* Liste des tâches:
1. Résumez en deux phrases l'extrait sur le burnout des jeunes oncologues.
2. Recopiez, s'il vous plaît, le passage de l'extrait sur le burnout des jeunes oncologues qui commence à « Il en ressort » et se termine à « 26-30 ans (p<0,01). ».

* Extrait choisi:
"""

Il en ressort que 71% des jeunes oncologues ont des signes de burnout (50% de dépersonnalisation, 35% d’épuisement émotionnel, et 35% de faible accomplissement personnel).
Or, seuls 22% demandent de l’aide et 74% rapportent n’avoir accès à aucun soutien sur leur lieu de travail.
Des disparités selon les régions
Les taux de burnout varient significativement à travers l’Europe. Parmi les 6 régions étudiées, les taux les plus élevés sont observés au Sud-Est (83%) et en Europe centrale (82%) et les plus faibles en Europe du Nord (52%).
Les taux de dépersonnalisation sont plus importants chez les hommes (60 % vs 45%, p=0,0001) et le faible accomplissement personnel est plus important chez les 26-30 ans (p<0,01).
En analyse univariée, le burnout est associé à la région d’Europe, au nombre d’oncologues dans le service, au nombre de patients vus par semaine, au temps de trajet pour aller au travail, et avec le fait d’être parents ou pas (p<0,05 pour tous ces paramètres).
En outre, le burnout est plus élevé chez les oncologues qui n’ont pas accès à de l’aide, qui ont moins de temps libre et de vacances et qui ont un déséquilibre entre la vie professionnel et la vie personnelle (p<0,05 pour l’ensemble de ces paramètres).
Les oncologues qui ont un déséquilibre entre la vie personnelle et professionnelle ont 3,5 fois plus de risque de souffrir d’un burnout.
En analyse multivariée, la région d’Europe, le déséquilibre entre la vie professionnel et la vie personnelle et le faible temps de congés restent des facteurs indépendants de burnout (p<0,01).
Quelles conséquences ?
Le Dr Banarjee a rappelé que le burnout pouvait mener à l’anxiété, la dépression, l’abus d’alcool ou de drogues et au suicide. En outre, elle a souligné que le burnout pouvait avoir des conséquences professionnelles, en particulier une perte d’empathie vis-à-vis des patients, et une baisse de la qualité des soins délivrés.
Pour l’intervenante, la première étape pour lutter contre le burnout est de reconnaître son ampleur et ses conséquences.
Plusieurs enquêtes ont déjà tiré le signal d’alarme. Elle a notamment cité une enquête présentée à l’ASCO 2014 qui montre que 35% des oncologues américains souhaitent quitter leur poste actuel dans les 2 ans.
En France, au cours d’une session consacrée au burnout en cancérologie lors du congrès Eurocancer 2013 , le Dr Roland Behar, psychiatre en oncologie (Hôpital Lariboisière, Paris) rapportait que 39% du personnel soignant en cancérologie était victime d’un burnout [2,3]. »
« Je crois que les médecins ont le devoir d’essayer de traiter cette question à tous les niveaux, de l’université, à l’hôpital, aux sociétés savantes comme l’ESMO. Le burnout ne devrait pas être stigmatisé comme une faiblesse. Nous avons besoin de soutenir nos collègues en concentrant nos efforts sur leur rétablissement et la prévention », a conclu l’oratrice.

"""

* Entrées extraites:

"""

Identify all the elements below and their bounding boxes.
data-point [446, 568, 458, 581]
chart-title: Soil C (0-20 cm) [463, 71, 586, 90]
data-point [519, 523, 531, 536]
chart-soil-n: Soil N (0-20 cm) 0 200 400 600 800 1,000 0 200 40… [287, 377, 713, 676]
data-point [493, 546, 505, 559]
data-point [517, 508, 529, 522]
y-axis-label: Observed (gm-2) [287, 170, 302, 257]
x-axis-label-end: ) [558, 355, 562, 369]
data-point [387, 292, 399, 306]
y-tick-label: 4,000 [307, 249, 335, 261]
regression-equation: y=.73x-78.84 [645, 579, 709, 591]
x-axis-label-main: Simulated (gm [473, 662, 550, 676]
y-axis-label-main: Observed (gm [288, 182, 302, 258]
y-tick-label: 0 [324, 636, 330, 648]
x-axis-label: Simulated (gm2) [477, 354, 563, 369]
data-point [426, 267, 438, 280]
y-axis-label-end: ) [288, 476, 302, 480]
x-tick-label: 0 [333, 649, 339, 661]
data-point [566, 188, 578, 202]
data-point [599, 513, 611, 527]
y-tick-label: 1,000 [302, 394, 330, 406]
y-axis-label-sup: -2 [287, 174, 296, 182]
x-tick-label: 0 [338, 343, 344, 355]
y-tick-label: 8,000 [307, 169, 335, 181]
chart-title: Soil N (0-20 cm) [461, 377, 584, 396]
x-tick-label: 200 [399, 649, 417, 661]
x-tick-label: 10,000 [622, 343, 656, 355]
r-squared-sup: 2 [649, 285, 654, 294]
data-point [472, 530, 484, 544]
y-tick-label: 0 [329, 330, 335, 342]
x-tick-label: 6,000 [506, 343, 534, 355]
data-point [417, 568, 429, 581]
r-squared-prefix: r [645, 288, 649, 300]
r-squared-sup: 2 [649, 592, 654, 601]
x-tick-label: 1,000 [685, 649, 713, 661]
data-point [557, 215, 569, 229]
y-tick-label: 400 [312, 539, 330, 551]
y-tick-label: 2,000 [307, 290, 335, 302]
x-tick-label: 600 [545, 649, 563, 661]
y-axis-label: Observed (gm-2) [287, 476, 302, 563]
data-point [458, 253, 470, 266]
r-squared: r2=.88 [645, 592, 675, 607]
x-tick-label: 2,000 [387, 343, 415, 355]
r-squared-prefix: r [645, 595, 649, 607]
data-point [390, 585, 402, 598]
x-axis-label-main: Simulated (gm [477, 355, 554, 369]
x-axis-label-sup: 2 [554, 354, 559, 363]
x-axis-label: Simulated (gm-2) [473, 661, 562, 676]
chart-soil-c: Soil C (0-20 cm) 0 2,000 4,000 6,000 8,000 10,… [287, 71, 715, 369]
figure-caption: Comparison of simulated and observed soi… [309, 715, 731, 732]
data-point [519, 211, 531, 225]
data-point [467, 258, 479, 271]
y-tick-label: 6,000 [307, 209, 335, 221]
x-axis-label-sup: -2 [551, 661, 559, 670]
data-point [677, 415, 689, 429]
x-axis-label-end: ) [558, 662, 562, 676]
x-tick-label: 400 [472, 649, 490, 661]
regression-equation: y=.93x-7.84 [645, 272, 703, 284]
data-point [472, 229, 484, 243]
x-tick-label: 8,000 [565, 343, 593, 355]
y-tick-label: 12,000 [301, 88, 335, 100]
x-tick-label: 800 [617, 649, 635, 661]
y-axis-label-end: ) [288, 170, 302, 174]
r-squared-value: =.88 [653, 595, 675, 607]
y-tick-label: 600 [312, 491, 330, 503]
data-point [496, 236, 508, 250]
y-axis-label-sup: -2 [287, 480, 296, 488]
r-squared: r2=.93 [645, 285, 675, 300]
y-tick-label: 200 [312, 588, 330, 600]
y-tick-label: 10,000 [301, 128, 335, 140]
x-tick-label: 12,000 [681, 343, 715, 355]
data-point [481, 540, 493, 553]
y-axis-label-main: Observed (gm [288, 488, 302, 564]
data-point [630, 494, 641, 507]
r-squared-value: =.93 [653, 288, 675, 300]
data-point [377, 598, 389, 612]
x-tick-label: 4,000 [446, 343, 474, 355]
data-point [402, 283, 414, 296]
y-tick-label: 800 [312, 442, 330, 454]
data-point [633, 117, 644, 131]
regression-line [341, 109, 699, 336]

"""

* Réponses rédigées:
1. 71 % des jeunes oncologues présentent des signes de burnout, mais seuls 22 % demandent de l'aide et 74 % disent n'avoir accès à aucun soutien sur leur lieu de travail, avec des taux allant de 83 % au Sud-Est à 52 % en Europe du Nord. La région d'Europe, le faible temps de congés et le déséquilibre entre vie professionnelle et vie personnelle, qui multiplie le risque par 3,5, restent des facteurs indépendants de burnout, et l'oratrice appelle à reconnaître l'ampleur du problème sans le stigmatiser comme une faiblesse.

2.
Il en ressort que 71% des jeunes oncologues ont des signes de burnout (50% de dépersonnalisation, 35% d’épuisement émotionnel, et 35% de faible accomplissement personnel).
Or, seuls 22% demandent de l’aide et 74% rapportent n’avoir accès à aucun soutien sur leur lieu de travail.
Des disparités selon les régions
Les taux de burnout varient significativement à travers l’Europe. Parmi les 6 régions étudiées, les taux les plus élevés sont observés au Sud-Est (83%) et en Europe centrale (82%) et les plus faibles en Europe du Nord (52%).
Les taux de dépersonnalisation sont plus importants chez les hommes (60 % vs 45%, p=0,0001) et le faible accomplissement personnel est plus important chez les 26-30 ans (p<0,01).